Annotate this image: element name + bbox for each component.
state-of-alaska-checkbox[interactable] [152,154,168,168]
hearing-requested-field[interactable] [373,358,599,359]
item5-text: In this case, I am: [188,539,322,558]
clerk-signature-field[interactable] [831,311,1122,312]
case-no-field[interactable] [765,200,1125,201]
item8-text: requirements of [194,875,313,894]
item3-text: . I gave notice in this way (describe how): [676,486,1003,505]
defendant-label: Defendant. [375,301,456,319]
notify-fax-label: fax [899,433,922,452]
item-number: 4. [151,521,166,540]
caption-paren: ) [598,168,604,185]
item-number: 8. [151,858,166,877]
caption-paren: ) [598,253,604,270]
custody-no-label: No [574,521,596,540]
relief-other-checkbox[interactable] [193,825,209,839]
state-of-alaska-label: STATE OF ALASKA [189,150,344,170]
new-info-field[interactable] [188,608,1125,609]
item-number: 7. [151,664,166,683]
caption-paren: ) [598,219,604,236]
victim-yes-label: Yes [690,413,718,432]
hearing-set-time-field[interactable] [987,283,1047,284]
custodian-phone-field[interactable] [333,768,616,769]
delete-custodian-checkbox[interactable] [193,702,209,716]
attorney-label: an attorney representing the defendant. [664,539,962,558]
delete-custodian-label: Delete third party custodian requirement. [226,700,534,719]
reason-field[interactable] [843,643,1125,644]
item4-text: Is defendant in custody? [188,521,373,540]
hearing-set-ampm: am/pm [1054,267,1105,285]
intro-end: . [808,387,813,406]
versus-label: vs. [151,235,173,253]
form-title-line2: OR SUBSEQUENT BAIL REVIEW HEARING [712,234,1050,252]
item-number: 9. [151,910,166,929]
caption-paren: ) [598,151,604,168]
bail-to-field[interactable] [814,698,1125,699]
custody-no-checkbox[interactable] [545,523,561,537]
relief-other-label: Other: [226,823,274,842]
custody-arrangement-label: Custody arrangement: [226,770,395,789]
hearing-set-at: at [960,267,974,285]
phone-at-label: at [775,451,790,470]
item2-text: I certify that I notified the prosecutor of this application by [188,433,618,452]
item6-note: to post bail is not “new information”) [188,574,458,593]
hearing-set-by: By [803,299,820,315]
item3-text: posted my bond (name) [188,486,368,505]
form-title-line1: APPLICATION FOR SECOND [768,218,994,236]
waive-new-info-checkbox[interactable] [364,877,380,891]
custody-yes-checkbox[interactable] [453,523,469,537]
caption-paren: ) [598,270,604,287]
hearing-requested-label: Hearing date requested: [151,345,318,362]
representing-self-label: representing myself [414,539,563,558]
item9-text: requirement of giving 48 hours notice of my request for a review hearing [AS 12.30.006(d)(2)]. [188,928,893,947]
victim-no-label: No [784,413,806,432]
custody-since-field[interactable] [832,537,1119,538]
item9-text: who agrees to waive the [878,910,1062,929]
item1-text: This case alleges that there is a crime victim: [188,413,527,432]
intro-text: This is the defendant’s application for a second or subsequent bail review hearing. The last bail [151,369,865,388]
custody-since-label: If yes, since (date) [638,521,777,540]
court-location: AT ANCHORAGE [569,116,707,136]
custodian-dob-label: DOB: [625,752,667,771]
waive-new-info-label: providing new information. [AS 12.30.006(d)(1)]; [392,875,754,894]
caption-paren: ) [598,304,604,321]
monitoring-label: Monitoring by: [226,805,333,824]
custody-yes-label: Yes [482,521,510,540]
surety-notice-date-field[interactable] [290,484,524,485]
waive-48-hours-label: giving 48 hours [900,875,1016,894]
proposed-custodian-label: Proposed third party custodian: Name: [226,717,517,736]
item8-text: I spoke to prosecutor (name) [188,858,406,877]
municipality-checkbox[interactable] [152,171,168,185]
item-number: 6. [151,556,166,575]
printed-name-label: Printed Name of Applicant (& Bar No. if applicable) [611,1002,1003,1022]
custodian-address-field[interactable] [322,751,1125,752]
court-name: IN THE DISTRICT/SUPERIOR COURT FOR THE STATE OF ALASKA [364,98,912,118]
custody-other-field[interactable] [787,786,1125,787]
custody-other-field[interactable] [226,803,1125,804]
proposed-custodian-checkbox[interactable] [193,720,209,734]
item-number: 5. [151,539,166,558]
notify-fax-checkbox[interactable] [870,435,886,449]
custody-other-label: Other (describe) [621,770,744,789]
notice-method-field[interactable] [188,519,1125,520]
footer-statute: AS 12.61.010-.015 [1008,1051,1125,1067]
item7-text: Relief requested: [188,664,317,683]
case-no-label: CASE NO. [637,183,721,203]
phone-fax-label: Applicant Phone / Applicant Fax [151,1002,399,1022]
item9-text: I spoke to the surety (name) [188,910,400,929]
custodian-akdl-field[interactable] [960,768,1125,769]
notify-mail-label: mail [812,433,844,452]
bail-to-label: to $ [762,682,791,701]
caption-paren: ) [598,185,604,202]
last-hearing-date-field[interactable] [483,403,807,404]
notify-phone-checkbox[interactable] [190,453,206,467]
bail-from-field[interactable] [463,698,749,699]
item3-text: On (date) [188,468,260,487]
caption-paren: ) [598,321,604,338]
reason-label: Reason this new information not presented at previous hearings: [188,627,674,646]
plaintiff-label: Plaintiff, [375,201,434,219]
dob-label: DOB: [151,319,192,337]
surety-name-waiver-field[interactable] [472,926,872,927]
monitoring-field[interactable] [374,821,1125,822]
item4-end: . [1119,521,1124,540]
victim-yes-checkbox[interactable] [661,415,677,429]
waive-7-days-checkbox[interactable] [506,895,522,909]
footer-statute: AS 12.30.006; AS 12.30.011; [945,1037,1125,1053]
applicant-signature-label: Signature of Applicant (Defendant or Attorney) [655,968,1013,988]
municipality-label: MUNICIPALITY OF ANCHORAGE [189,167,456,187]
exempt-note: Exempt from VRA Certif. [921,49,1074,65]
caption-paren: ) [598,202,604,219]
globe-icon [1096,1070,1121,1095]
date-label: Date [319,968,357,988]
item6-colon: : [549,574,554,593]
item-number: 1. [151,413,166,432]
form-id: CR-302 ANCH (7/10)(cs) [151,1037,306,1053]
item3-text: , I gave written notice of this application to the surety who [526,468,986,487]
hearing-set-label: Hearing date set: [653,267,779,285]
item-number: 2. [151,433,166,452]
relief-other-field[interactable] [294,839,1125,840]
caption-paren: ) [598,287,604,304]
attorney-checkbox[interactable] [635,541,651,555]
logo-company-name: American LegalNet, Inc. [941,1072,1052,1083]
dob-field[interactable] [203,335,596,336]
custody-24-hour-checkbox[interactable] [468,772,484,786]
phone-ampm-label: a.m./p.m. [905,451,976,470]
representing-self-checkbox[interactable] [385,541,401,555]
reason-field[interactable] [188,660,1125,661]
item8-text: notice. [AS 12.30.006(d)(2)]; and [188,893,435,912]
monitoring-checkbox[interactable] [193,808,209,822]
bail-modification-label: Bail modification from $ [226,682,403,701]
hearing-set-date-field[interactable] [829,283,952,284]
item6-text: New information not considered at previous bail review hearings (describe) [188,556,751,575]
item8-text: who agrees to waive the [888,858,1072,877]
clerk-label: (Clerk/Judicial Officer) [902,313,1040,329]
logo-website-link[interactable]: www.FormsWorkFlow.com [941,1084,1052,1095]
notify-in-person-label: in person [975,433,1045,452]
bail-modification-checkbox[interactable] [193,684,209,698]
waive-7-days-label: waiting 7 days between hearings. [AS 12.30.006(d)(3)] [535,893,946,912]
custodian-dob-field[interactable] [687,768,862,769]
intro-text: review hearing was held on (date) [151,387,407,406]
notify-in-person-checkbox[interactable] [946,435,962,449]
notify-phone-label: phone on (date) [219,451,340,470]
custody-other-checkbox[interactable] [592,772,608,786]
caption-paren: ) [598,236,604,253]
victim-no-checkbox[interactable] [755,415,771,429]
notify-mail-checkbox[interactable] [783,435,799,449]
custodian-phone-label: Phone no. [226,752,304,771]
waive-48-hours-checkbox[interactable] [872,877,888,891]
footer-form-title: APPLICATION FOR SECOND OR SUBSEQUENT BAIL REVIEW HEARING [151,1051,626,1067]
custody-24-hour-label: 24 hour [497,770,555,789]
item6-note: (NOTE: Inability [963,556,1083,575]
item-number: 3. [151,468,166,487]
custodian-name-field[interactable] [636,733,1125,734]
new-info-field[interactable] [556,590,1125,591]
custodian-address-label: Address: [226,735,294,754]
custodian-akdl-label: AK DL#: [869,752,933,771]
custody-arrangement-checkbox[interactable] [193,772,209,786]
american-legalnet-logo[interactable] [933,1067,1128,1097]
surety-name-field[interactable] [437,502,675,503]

────

STATED PROBLEM :: Reproduce the data word for word, beginning with its first line and stopping after the line that contains "item-number: 4. [151,521,166,540]".

THE ANSWER ::
Annotate this image: element name + bbox for each component.
state-of-alaska-checkbox[interactable] [152,154,168,168]
hearing-requested-field[interactable] [373,358,599,359]
item5-text: In this case, I am: [188,539,322,558]
clerk-signature-field[interactable] [831,311,1122,312]
case-no-field[interactable] [765,200,1125,201]
item8-text: requirements of [194,875,313,894]
item3-text: . I gave notice in this way (describe how): [676,486,1003,505]
defendant-label: Defendant. [375,301,456,319]
notify-fax-label: fax [899,433,922,452]
item-number: 4. [151,521,166,540]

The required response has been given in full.